Records that describe figures:
* Begin *

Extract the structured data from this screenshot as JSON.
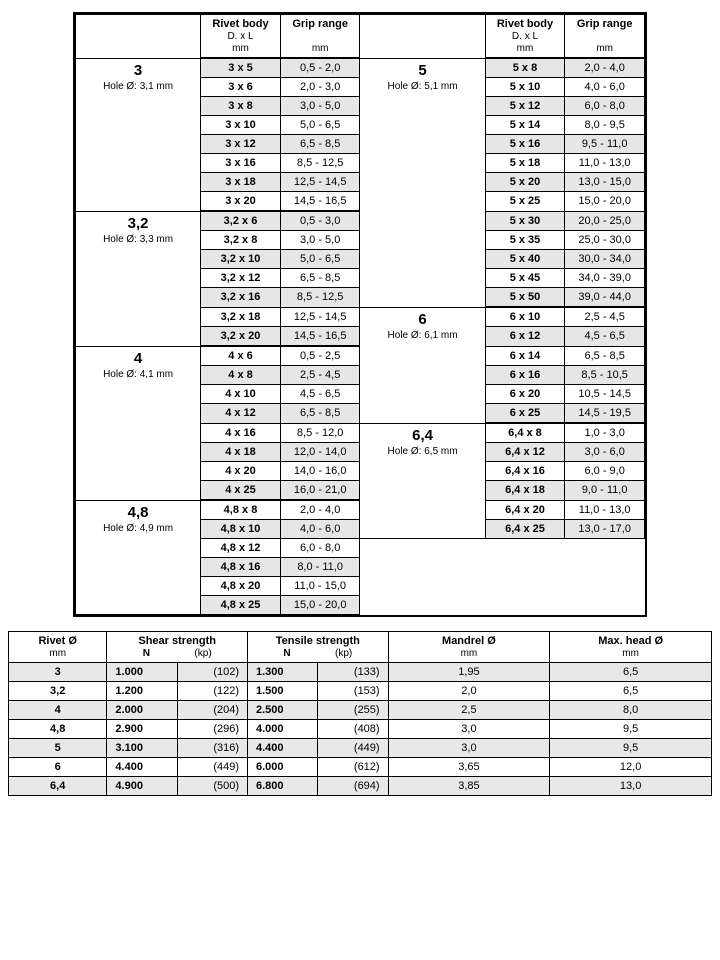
{
  "colors": {
    "bg": "#ffffff",
    "shade": "#e6e6e6",
    "border": "#000000",
    "text": "#000000"
  },
  "top": {
    "headers": {
      "rivet_body": "Rivet body",
      "rivet_body_sub1": "D. x L",
      "rivet_body_sub2": "mm",
      "grip": "Grip range",
      "grip_sub": "mm"
    },
    "right_blank": "",
    "left": [
      {
        "title": "3",
        "sub": "Hole Ø: 3,1 mm",
        "rows": [
          {
            "rb": "3 x 5",
            "gr": "0,5 - 2,0",
            "s": 1
          },
          {
            "rb": "3 x 6",
            "gr": "2,0 - 3,0",
            "s": 0
          },
          {
            "rb": "3 x 8",
            "gr": "3,0 - 5,0",
            "s": 1
          },
          {
            "rb": "3 x 10",
            "gr": "5,0 - 6,5",
            "s": 0
          },
          {
            "rb": "3 x 12",
            "gr": "6,5 - 8,5",
            "s": 1
          },
          {
            "rb": "3 x 16",
            "gr": "8,5 - 12,5",
            "s": 0
          },
          {
            "rb": "3 x 18",
            "gr": "12,5 - 14,5",
            "s": 1
          },
          {
            "rb": "3 x 20",
            "gr": "14,5 - 16,5",
            "s": 0
          }
        ]
      },
      {
        "title": "3,2",
        "sub": "Hole Ø: 3,3 mm",
        "rows": [
          {
            "rb": "3,2 x 6",
            "gr": "0,5 - 3,0",
            "s": 1
          },
          {
            "rb": "3,2 x 8",
            "gr": "3,0 - 5,0",
            "s": 0
          },
          {
            "rb": "3,2 x 10",
            "gr": "5,0 - 6,5",
            "s": 1
          },
          {
            "rb": "3,2 x 12",
            "gr": "6,5 - 8,5",
            "s": 0
          },
          {
            "rb": "3,2 x 16",
            "gr": "8,5 - 12,5",
            "s": 1
          },
          {
            "rb": "3,2 x 18",
            "gr": "12,5 - 14,5",
            "s": 0
          },
          {
            "rb": "3,2 x 20",
            "gr": "14,5 - 16,5",
            "s": 1
          }
        ]
      },
      {
        "title": "4",
        "sub": "Hole Ø: 4,1 mm",
        "rows": [
          {
            "rb": "4 x 6",
            "gr": "0,5 - 2,5",
            "s": 0
          },
          {
            "rb": "4 x 8",
            "gr": "2,5 - 4,5",
            "s": 1
          },
          {
            "rb": "4 x 10",
            "gr": "4,5 - 6,5",
            "s": 0
          },
          {
            "rb": "4 x 12",
            "gr": "6,5 - 8,5",
            "s": 1
          },
          {
            "rb": "4 x 16",
            "gr": "8,5 - 12,0",
            "s": 0
          },
          {
            "rb": "4 x 18",
            "gr": "12,0 - 14,0",
            "s": 1
          },
          {
            "rb": "4 x 20",
            "gr": "14,0 - 16,0",
            "s": 0
          },
          {
            "rb": "4 x 25",
            "gr": "16,0 - 21,0",
            "s": 1
          }
        ]
      },
      {
        "title": "4,8",
        "sub": "Hole Ø: 4,9 mm",
        "rows": [
          {
            "rb": "4,8 x 8",
            "gr": "2,0 - 4,0",
            "s": 0
          },
          {
            "rb": "4,8 x 10",
            "gr": "4,0 - 6,0",
            "s": 1
          },
          {
            "rb": "4,8 x 12",
            "gr": "6,0 - 8,0",
            "s": 0
          },
          {
            "rb": "4,8 x 16",
            "gr": "8,0 - 11,0",
            "s": 1
          },
          {
            "rb": "4,8 x 20",
            "gr": "11,0 - 15,0",
            "s": 0
          },
          {
            "rb": "4,8 x 25",
            "gr": "15,0 - 20,0",
            "s": 1
          }
        ]
      }
    ],
    "right": [
      {
        "title": "5",
        "sub": "Hole Ø: 5,1 mm",
        "rows": [
          {
            "rb": "5 x 8",
            "gr": "2,0 - 4,0",
            "s": 1
          },
          {
            "rb": "5 x 10",
            "gr": "4,0 - 6,0",
            "s": 0
          },
          {
            "rb": "5 x 12",
            "gr": "6,0 - 8,0",
            "s": 1
          },
          {
            "rb": "5 x 14",
            "gr": "8,0 - 9,5",
            "s": 0
          },
          {
            "rb": "5 x 16",
            "gr": "9,5 - 11,0",
            "s": 1
          },
          {
            "rb": "5 x 18",
            "gr": "11,0 - 13,0",
            "s": 0
          },
          {
            "rb": "5 x 20",
            "gr": "13,0 - 15,0",
            "s": 1
          },
          {
            "rb": "5 x 25",
            "gr": "15,0 - 20,0",
            "s": 0
          },
          {
            "rb": "5 x 30",
            "gr": "20,0 - 25,0",
            "s": 1
          },
          {
            "rb": "5 x 35",
            "gr": "25,0 - 30,0",
            "s": 0
          },
          {
            "rb": "5 x 40",
            "gr": "30,0 - 34,0",
            "s": 1
          },
          {
            "rb": "5 x 45",
            "gr": "34,0 - 39,0",
            "s": 0
          },
          {
            "rb": "5 x 50",
            "gr": "39,0 - 44,0",
            "s": 1
          }
        ]
      },
      {
        "title": "6",
        "sub": "Hole Ø: 6,1 mm",
        "rows": [
          {
            "rb": "6 x 10",
            "gr": "2,5 - 4,5",
            "s": 0
          },
          {
            "rb": "6 x 12",
            "gr": "4,5 - 6,5",
            "s": 1
          },
          {
            "rb": "6 x 14",
            "gr": "6,5 - 8,5",
            "s": 0
          },
          {
            "rb": "6 x 16",
            "gr": "8,5 - 10,5",
            "s": 1
          },
          {
            "rb": "6 x 20",
            "gr": "10,5 - 14,5",
            "s": 0
          },
          {
            "rb": "6 x 25",
            "gr": "14,5 - 19,5",
            "s": 1
          }
        ]
      },
      {
        "title": "6,4",
        "sub": "Hole Ø: 6,5 mm",
        "rows": [
          {
            "rb": "6,4 x 8",
            "gr": "1,0 - 3,0",
            "s": 0
          },
          {
            "rb": "6,4 x 12",
            "gr": "3,0 - 6,0",
            "s": 1
          },
          {
            "rb": "6,4 x 16",
            "gr": "6,0 - 9,0",
            "s": 0
          },
          {
            "rb": "6,4 x 18",
            "gr": "9,0 - 11,0",
            "s": 1
          },
          {
            "rb": "6,4 x 20",
            "gr": "11,0 - 13,0",
            "s": 0
          },
          {
            "rb": "6,4 x 25",
            "gr": "13,0 - 17,0",
            "s": 1
          }
        ]
      }
    ]
  },
  "spec": {
    "headers": {
      "rivet": "Rivet Ø",
      "rivet_sub": "mm",
      "shear": "Shear strength",
      "tensile": "Tensile strength",
      "n": "N",
      "kp": "(kp)",
      "mandrel": "Mandrel Ø",
      "mandrel_sub": "mm",
      "head": "Max. head Ø",
      "head_sub": "mm"
    },
    "rows": [
      {
        "d": "3",
        "sn": "1.000",
        "skp": "(102)",
        "tn": "1.300",
        "tkp": "(133)",
        "m": "1,95",
        "h": "6,5",
        "s": 1
      },
      {
        "d": "3,2",
        "sn": "1.200",
        "skp": "(122)",
        "tn": "1.500",
        "tkp": "(153)",
        "m": "2,0",
        "h": "6,5",
        "s": 0
      },
      {
        "d": "4",
        "sn": "2.000",
        "skp": "(204)",
        "tn": "2.500",
        "tkp": "(255)",
        "m": "2,5",
        "h": "8,0",
        "s": 1
      },
      {
        "d": "4,8",
        "sn": "2.900",
        "skp": "(296)",
        "tn": "4.000",
        "tkp": "(408)",
        "m": "3,0",
        "h": "9,5",
        "s": 0
      },
      {
        "d": "5",
        "sn": "3.100",
        "skp": "(316)",
        "tn": "4.400",
        "tkp": "(449)",
        "m": "3,0",
        "h": "9,5",
        "s": 1
      },
      {
        "d": "6",
        "sn": "4.400",
        "skp": "(449)",
        "tn": "6.000",
        "tkp": "(612)",
        "m": "3,65",
        "h": "12,0",
        "s": 0
      },
      {
        "d": "6,4",
        "sn": "4.900",
        "skp": "(500)",
        "tn": "6.800",
        "tkp": "(694)",
        "m": "3,85",
        "h": "13,0",
        "s": 1
      }
    ]
  }
}
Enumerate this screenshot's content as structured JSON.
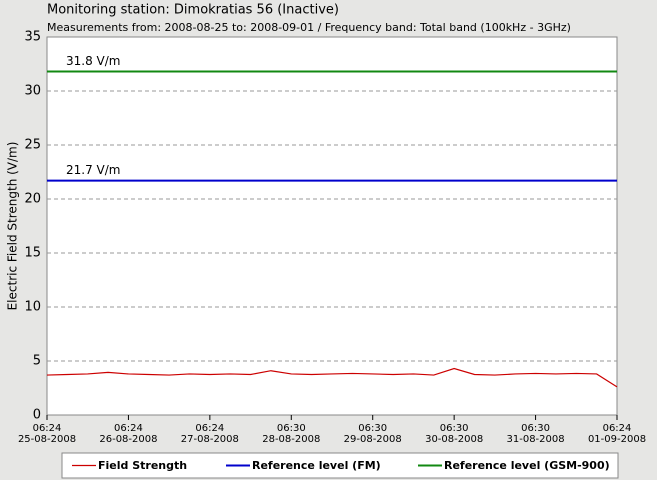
{
  "chart_data": {
    "type": "line",
    "title": "Monitoring station: Dimokratias 56 (Inactive)",
    "subtitle": "Measurements from: 2008-08-25 to: 2008-09-01 / Frequency band: Total band (100kHz - 3GHz)",
    "y_label": "Electric Field Strength (V/m)",
    "ylim": [
      0,
      35
    ],
    "yticks": [
      0,
      5,
      10,
      15,
      20,
      25,
      30,
      35
    ],
    "xlim": [
      0,
      7
    ],
    "xticks": [
      {
        "value": 0,
        "label": "06:24\n25-08-2008"
      },
      {
        "value": 1,
        "label": "06:24\n26-08-2008"
      },
      {
        "value": 2,
        "label": "06:24\n27-08-2008"
      },
      {
        "value": 3,
        "label": "06:30\n28-08-2008"
      },
      {
        "value": 4,
        "label": "06:30\n29-08-2008"
      },
      {
        "value": 5,
        "label": "06:30\n30-08-2008"
      },
      {
        "value": 6,
        "label": "06:30\n31-08-2008"
      },
      {
        "value": 7,
        "label": "06:24\n01-09-2008"
      }
    ],
    "grid": true,
    "series": [
      {
        "name": "Field Strength",
        "color": "#cc0000",
        "x": [
          0,
          0.25,
          0.5,
          0.75,
          1,
          1.25,
          1.5,
          1.75,
          2,
          2.25,
          2.5,
          2.75,
          3,
          3.25,
          3.5,
          3.75,
          4,
          4.25,
          4.5,
          4.75,
          5,
          5.25,
          5.5,
          5.75,
          6,
          6.25,
          6.5,
          6.75,
          7
        ],
        "values": [
          3.7,
          3.75,
          3.8,
          3.95,
          3.8,
          3.75,
          3.7,
          3.8,
          3.75,
          3.8,
          3.75,
          4.1,
          3.8,
          3.75,
          3.8,
          3.85,
          3.8,
          3.75,
          3.8,
          3.7,
          4.3,
          3.75,
          3.7,
          3.8,
          3.85,
          3.8,
          3.85,
          3.8,
          2.6
        ]
      },
      {
        "name": "Reference level (FM)",
        "color": "#0000cc",
        "value": 21.7,
        "value_label": "21.7 V/m"
      },
      {
        "name": "Reference level (GSM-900)",
        "color": "#118811",
        "value": 31.8,
        "value_label": "31.8 V/m"
      }
    ]
  }
}
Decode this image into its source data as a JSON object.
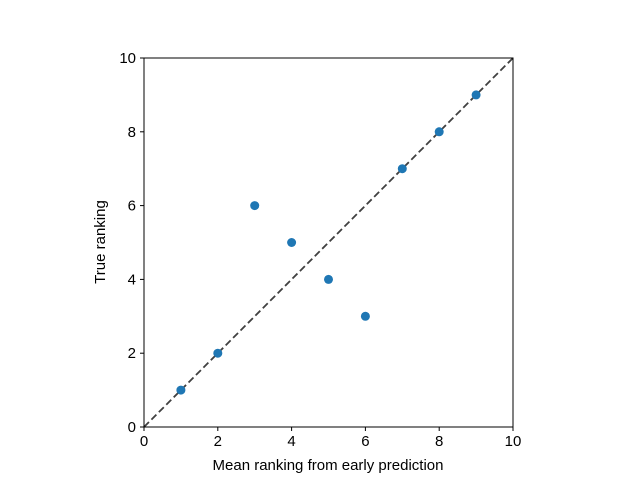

* End *

Goal of the exercise:
Make a tally of the lines in this data that include the string "Hole", and answer with that tally alone.

Exercise solution:
7